Data records
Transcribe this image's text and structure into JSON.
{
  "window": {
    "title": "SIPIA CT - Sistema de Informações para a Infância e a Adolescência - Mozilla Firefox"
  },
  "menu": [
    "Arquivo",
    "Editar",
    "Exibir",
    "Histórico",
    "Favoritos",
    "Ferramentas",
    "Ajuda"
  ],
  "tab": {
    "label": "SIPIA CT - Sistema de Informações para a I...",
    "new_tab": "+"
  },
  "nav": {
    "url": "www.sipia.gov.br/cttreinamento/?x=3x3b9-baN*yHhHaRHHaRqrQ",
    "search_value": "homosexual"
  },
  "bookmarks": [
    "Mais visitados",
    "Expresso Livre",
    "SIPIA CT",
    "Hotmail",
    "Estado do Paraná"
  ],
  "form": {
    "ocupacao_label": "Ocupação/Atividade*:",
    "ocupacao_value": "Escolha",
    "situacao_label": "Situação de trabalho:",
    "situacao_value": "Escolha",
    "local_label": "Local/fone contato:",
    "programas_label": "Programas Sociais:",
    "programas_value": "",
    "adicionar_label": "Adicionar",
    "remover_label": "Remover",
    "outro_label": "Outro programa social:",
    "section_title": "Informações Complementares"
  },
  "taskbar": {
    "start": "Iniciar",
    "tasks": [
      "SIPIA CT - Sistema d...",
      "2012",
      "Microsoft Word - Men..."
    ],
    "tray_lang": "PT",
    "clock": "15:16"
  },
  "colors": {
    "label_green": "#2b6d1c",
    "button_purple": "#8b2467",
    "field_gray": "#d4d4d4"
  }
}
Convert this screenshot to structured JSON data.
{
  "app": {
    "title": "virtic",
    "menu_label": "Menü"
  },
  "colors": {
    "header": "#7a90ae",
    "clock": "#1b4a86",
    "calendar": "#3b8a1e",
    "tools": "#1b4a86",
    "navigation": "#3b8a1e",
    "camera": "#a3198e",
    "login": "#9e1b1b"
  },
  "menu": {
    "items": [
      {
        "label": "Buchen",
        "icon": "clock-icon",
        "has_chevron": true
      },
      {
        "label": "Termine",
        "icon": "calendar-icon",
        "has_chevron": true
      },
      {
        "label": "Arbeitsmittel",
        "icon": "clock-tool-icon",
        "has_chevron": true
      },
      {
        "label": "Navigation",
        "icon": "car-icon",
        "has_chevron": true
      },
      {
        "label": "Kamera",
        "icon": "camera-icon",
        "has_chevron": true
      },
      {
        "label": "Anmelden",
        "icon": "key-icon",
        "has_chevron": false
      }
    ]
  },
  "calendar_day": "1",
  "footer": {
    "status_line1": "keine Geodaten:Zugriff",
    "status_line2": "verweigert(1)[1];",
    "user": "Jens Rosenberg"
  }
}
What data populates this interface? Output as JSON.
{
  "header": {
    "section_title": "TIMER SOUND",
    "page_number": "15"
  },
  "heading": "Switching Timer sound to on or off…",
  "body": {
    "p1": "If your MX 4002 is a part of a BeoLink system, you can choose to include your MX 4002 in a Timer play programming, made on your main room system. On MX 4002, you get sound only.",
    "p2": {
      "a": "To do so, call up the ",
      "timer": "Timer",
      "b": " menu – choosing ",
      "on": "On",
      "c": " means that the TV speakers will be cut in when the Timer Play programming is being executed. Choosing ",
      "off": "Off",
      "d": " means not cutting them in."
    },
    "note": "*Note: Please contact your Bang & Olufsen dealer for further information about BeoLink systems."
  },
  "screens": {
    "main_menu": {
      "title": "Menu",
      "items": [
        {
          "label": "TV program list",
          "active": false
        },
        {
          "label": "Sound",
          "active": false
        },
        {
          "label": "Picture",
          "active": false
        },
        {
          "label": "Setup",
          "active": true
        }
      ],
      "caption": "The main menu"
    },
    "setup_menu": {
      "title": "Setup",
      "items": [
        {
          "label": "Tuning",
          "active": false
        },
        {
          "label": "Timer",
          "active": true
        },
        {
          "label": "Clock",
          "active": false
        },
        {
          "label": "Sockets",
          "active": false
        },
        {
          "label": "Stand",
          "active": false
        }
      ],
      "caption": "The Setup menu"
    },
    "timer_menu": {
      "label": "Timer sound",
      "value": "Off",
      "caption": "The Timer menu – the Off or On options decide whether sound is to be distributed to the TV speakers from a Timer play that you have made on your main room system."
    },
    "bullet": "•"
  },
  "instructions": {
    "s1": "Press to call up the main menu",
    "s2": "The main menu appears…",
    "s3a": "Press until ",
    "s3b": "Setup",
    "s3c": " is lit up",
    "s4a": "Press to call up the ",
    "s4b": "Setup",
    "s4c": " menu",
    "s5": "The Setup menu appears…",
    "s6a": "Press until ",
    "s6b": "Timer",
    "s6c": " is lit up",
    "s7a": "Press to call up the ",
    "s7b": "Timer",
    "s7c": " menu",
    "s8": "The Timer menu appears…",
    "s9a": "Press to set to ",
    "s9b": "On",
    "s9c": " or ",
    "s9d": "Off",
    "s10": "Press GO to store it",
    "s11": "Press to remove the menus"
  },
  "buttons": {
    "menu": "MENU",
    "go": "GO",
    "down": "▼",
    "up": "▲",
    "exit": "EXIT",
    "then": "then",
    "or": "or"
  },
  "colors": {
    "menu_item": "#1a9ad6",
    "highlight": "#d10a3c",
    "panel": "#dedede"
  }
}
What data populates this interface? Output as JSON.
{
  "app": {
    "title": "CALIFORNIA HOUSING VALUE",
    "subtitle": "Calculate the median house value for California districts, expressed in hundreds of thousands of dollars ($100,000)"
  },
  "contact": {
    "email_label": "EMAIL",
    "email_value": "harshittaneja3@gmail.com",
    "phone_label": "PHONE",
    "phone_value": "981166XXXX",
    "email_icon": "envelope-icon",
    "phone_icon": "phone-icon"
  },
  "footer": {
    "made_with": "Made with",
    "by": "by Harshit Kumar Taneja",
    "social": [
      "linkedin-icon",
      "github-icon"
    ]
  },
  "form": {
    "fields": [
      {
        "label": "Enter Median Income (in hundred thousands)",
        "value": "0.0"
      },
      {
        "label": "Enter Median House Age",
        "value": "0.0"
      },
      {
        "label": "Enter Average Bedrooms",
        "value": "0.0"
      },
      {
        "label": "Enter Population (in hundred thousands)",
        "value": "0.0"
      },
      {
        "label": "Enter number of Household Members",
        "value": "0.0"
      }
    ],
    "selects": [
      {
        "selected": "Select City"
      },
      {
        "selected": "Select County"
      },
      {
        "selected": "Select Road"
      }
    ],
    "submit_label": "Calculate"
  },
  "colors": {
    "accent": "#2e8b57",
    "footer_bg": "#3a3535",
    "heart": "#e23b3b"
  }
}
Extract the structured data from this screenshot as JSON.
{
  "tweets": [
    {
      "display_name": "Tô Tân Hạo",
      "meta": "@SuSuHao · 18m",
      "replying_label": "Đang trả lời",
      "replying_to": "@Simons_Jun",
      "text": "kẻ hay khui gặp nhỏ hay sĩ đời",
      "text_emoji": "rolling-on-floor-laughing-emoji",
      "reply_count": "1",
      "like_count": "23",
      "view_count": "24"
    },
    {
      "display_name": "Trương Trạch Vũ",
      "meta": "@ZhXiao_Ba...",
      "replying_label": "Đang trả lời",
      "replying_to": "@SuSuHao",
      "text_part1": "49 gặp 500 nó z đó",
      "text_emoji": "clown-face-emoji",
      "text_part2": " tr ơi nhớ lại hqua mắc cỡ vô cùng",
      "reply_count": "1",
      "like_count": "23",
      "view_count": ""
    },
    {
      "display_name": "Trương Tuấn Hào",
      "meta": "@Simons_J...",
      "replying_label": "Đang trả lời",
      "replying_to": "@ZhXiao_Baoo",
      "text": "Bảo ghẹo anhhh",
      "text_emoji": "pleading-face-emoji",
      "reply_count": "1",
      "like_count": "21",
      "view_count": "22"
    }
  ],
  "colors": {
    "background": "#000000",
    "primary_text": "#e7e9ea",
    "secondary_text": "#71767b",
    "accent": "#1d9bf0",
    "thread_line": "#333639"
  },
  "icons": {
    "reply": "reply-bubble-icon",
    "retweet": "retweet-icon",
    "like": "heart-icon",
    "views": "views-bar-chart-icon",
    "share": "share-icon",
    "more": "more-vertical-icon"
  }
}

Task
From the line that contains "Extract the structured" down to the last line of the listing above, repeat each line exactly, and include nothing else.

Result of the task
Extract the structured data from this screenshot as JSON.
{
  "tweets": [
    {
      "display_name": "Tô Tân Hạo",
      "meta": "@SuSuHao · 18m",
      "replying_label": "Đang trả lời",
      "replying_to": "@Simons_Jun",
      "text": "kẻ hay khui gặp nhỏ hay sĩ đời",
      "text_emoji": "rolling-on-floor-laughing-emoji",
      "reply_count": "1",
      "like_count": "23",
      "view_count": "24"
    },
    {
      "display_name": "Trương Trạch Vũ",
      "meta": "@ZhXiao_Ba...",
      "replying_label": "Đang trả lời",
      "replying_to": "@SuSuHao",
      "text_part1": "49 gặp 500 nó z đó",
      "text_emoji": "clown-face-emoji",
      "text_part2": " tr ơi nhớ lại hqua mắc cỡ vô cùng",
      "reply_count": "1",
      "like_count": "23",
      "view_count": ""
    },
    {
      "display_name": "Trương Tuấn Hào",
      "meta": "@Simons_J...",
      "replying_label": "Đang trả lời",
      "replying_to": "@ZhXiao_Baoo",
      "text": "Bảo ghẹo anhhh",
      "text_emoji": "pleading-face-emoji",
      "reply_count": "1",
      "like_count": "21",
      "view_count": "22"
    }
  ],
  "colors": {
    "background": "#000000",
    "primary_text": "#e7e9ea",
    "secondary_text": "#71767b",
    "accent": "#1d9bf0",
    "thread_line": "#333639"
  },
  "icons": {
    "reply": "reply-bubble-icon",
    "retweet": "retweet-icon",
    "like": "heart-icon",
    "views": "views-bar-chart-icon",
    "share": "share-icon",
    "more": "more-vertical-icon"
  }
}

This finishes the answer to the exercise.